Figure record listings
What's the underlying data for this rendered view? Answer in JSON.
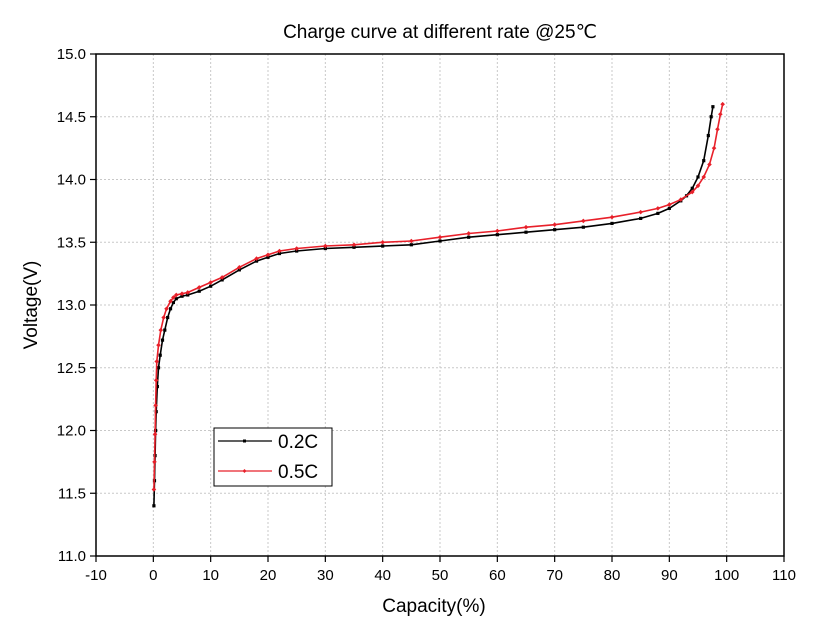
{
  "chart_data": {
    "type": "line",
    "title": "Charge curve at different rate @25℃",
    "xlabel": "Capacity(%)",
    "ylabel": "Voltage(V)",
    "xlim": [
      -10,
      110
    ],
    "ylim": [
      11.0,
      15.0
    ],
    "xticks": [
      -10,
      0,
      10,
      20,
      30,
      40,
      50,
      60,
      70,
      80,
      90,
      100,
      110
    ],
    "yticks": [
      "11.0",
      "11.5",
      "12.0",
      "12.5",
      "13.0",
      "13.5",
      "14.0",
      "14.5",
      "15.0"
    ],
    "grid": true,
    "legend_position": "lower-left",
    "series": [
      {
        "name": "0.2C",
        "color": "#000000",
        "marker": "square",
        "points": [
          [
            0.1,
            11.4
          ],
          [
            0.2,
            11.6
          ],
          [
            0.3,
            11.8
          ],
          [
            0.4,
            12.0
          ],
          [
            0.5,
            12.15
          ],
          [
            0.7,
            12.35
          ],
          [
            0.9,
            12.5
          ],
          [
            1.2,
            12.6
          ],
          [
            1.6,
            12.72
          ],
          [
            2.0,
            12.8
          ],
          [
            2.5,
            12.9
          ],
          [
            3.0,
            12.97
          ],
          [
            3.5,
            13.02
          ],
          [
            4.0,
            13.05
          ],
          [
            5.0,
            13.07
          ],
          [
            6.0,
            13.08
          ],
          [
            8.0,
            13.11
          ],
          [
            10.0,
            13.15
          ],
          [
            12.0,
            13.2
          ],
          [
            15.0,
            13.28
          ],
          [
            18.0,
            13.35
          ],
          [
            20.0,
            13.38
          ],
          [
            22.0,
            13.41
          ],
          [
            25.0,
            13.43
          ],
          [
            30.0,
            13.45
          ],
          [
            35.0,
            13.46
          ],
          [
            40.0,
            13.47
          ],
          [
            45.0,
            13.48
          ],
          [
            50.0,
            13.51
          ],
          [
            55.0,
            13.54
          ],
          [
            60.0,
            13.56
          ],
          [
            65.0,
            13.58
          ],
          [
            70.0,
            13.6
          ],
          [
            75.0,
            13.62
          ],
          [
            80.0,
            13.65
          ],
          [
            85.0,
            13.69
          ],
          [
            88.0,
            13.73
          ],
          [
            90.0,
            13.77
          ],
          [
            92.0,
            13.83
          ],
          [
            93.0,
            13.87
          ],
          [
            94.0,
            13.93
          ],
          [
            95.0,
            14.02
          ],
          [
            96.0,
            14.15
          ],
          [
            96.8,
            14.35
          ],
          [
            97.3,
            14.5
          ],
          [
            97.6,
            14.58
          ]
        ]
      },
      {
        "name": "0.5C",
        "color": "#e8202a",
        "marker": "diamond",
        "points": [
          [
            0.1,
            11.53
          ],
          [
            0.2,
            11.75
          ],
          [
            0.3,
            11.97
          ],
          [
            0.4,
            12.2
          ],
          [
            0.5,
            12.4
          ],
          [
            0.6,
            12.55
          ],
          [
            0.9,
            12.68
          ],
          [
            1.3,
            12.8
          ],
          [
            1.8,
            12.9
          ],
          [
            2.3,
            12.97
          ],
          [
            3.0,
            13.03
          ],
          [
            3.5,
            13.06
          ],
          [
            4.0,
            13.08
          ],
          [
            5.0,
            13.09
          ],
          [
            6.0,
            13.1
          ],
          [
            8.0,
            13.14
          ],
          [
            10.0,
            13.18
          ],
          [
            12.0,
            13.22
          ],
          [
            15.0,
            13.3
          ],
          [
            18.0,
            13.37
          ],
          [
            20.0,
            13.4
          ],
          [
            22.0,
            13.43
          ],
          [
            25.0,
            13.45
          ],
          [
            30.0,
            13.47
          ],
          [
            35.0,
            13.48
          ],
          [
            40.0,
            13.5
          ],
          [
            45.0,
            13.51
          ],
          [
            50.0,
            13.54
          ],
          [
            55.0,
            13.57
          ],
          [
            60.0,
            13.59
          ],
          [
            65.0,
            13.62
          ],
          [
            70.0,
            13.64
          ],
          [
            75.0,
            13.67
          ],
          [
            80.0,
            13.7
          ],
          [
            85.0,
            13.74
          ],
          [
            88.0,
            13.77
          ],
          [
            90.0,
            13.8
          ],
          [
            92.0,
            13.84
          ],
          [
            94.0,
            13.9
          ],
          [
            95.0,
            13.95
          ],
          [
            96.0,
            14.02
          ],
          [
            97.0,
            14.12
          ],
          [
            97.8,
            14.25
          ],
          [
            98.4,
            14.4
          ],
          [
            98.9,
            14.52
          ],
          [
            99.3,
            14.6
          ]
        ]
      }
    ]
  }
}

--

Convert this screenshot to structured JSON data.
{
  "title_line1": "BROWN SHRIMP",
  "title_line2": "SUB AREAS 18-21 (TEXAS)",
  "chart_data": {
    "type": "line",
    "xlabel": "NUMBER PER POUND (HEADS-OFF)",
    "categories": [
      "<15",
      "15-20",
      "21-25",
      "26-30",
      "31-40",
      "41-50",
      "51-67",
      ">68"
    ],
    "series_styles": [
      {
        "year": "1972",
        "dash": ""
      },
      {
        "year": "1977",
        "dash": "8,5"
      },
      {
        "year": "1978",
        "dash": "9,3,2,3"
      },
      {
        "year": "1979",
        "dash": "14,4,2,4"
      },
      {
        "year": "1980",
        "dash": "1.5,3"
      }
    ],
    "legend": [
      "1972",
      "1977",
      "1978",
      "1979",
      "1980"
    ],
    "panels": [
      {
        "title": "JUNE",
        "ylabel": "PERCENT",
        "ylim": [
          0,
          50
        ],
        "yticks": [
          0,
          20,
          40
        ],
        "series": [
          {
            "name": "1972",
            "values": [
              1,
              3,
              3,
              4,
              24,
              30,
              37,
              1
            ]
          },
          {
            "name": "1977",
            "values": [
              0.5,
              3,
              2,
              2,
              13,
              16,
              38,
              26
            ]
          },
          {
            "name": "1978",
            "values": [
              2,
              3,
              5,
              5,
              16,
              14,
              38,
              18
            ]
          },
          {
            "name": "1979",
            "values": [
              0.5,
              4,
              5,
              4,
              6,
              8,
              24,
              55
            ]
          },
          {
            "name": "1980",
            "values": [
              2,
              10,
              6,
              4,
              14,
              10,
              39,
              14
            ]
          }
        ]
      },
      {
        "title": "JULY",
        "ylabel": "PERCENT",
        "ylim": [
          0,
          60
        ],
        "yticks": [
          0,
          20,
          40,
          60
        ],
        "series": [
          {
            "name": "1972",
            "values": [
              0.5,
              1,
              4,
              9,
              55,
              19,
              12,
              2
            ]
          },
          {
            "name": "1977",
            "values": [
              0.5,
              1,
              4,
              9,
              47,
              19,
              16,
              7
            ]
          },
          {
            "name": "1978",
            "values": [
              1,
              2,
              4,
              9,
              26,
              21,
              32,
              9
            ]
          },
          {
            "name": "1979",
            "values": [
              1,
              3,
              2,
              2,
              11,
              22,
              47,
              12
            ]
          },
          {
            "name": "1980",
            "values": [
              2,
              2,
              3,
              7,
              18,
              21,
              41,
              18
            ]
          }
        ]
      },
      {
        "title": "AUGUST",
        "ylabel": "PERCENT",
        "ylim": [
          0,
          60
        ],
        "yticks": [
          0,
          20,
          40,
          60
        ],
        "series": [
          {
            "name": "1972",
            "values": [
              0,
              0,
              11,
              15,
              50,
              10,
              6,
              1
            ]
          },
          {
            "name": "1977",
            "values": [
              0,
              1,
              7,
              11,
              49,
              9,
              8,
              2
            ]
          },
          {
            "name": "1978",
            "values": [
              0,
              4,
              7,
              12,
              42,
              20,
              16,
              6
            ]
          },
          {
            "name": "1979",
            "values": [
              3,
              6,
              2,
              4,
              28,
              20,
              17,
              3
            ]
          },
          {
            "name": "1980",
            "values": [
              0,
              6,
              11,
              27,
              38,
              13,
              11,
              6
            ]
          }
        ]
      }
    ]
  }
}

Exercise>
On how many lines does the word "JSON" appear? Answer with only the number.

Result of the task>
2